— Supplied entries —
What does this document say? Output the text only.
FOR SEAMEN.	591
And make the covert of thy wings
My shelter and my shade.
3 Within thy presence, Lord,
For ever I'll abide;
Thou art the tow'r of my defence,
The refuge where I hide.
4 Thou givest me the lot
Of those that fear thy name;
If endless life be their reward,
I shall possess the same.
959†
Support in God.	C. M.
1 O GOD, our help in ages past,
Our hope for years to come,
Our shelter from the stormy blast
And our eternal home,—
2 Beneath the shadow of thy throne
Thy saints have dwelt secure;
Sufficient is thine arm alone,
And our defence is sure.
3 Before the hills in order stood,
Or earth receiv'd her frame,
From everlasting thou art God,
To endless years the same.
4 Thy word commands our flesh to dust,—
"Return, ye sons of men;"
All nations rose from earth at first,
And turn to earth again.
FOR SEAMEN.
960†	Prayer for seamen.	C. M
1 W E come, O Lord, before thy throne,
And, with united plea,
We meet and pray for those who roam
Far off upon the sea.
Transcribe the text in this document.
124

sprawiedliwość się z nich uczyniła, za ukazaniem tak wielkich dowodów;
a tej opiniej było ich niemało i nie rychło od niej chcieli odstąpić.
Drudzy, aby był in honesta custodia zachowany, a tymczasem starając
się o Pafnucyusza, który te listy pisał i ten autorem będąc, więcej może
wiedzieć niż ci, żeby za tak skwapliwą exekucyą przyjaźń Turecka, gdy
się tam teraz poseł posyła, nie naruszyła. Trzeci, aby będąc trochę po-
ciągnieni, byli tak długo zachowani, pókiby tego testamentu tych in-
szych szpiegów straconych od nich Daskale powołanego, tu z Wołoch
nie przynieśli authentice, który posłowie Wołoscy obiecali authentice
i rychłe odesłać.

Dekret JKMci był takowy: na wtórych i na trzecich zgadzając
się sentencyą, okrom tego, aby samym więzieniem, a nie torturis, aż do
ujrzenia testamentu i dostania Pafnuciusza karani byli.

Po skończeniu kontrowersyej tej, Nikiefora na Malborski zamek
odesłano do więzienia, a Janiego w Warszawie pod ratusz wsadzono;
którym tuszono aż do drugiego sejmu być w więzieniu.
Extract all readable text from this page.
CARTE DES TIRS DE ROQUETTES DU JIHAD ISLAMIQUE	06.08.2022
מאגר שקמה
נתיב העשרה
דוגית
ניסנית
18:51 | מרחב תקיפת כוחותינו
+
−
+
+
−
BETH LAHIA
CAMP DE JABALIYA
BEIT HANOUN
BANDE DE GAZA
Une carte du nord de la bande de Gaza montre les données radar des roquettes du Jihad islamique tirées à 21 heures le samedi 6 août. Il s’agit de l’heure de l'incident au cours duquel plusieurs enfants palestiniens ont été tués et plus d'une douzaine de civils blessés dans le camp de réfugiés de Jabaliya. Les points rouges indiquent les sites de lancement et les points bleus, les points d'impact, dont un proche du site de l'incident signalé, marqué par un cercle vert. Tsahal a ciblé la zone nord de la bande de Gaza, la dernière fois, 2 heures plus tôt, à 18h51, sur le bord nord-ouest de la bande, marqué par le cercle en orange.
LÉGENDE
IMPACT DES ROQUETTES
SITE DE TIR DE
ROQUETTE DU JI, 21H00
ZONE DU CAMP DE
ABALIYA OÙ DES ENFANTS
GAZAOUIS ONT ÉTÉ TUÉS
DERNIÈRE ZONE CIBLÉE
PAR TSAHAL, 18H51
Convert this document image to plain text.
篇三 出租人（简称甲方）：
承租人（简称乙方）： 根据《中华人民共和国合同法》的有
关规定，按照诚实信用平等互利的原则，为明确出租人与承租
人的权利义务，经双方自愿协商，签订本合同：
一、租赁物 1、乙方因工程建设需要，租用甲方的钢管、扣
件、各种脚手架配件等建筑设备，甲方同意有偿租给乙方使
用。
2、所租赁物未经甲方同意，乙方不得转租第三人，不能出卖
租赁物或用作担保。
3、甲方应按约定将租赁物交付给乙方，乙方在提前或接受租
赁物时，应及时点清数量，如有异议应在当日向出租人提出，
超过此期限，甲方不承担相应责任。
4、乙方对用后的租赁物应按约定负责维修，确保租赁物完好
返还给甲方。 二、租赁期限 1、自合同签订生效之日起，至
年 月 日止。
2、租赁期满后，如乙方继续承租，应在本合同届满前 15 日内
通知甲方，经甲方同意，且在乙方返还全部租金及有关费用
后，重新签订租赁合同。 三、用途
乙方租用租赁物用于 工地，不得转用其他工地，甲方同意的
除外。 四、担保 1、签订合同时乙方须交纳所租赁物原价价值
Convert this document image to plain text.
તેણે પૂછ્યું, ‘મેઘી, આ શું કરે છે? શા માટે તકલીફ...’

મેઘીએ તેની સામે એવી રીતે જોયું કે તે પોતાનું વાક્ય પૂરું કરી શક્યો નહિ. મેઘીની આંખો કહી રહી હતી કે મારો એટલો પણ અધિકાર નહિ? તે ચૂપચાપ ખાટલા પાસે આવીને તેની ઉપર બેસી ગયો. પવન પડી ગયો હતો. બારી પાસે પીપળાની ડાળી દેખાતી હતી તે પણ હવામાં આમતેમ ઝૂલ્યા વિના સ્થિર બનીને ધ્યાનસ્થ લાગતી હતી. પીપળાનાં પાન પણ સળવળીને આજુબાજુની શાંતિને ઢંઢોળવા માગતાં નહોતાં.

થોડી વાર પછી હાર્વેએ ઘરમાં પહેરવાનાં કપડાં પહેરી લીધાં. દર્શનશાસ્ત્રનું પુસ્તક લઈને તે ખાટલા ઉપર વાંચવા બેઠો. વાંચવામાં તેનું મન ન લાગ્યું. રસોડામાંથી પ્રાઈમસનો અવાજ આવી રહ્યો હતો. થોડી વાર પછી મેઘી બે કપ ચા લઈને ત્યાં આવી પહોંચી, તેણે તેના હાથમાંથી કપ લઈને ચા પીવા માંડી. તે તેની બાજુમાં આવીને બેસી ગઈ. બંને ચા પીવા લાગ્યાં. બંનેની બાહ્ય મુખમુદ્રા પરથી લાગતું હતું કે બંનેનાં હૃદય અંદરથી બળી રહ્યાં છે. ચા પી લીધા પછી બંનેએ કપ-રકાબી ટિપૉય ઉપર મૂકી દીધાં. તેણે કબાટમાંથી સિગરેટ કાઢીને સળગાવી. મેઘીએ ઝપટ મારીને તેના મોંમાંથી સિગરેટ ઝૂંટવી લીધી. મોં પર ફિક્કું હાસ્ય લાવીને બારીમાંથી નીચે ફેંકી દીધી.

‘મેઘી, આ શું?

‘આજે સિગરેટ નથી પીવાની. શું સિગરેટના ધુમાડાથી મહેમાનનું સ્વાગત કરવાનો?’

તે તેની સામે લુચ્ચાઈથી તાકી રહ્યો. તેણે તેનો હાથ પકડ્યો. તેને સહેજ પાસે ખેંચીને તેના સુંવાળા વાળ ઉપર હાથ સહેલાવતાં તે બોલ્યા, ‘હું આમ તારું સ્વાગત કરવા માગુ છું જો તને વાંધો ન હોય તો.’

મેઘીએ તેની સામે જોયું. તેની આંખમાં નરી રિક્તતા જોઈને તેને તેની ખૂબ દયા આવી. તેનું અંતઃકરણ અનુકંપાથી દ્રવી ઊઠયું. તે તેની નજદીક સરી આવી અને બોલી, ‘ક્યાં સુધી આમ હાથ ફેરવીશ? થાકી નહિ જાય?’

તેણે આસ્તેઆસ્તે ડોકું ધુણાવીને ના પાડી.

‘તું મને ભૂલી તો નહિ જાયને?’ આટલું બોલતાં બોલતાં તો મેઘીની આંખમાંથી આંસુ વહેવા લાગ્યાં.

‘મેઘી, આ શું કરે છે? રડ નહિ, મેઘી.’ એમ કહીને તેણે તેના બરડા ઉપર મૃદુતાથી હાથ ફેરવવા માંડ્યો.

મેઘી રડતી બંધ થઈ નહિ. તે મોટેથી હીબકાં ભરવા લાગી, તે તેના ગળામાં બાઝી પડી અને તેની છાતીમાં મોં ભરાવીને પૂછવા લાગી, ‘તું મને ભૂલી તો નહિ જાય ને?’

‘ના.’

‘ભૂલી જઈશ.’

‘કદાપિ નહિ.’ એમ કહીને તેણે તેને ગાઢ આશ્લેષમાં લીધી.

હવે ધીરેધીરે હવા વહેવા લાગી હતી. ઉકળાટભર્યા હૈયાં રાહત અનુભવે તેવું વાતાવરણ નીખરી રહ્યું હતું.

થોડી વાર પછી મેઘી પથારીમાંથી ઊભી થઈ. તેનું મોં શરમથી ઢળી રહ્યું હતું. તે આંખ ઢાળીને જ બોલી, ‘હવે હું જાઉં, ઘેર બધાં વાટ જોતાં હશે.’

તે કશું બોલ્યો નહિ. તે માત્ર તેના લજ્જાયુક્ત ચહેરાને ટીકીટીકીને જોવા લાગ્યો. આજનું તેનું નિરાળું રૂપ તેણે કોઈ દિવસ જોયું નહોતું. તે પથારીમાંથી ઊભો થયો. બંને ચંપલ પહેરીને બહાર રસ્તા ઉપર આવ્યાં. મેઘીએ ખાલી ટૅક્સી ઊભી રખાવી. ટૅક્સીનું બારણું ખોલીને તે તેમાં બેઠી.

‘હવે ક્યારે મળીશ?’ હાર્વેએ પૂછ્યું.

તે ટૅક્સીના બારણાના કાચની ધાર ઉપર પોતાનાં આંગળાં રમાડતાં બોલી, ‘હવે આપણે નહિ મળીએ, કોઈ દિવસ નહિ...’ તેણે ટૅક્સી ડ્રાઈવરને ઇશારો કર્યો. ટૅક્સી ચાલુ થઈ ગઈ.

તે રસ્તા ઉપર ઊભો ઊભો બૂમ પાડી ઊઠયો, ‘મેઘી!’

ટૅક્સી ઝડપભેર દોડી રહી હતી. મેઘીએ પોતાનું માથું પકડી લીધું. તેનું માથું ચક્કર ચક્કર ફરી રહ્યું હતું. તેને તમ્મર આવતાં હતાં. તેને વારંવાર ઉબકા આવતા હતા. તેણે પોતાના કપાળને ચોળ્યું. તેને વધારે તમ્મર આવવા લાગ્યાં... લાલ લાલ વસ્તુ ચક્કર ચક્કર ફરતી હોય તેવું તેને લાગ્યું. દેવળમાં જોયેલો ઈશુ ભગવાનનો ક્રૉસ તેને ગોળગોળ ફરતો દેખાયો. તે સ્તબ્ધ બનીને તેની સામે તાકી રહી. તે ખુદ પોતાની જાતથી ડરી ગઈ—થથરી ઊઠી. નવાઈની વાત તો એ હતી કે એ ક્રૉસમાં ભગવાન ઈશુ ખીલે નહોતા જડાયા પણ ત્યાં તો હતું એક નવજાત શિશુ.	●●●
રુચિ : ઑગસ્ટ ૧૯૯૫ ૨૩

— What you are asked to do —
Look above for lines with the word "throne" and copy them all.

— Solution to this problem —
2 Beneath the shadow of thy throne
1 W E come, O Lord, before thy throne,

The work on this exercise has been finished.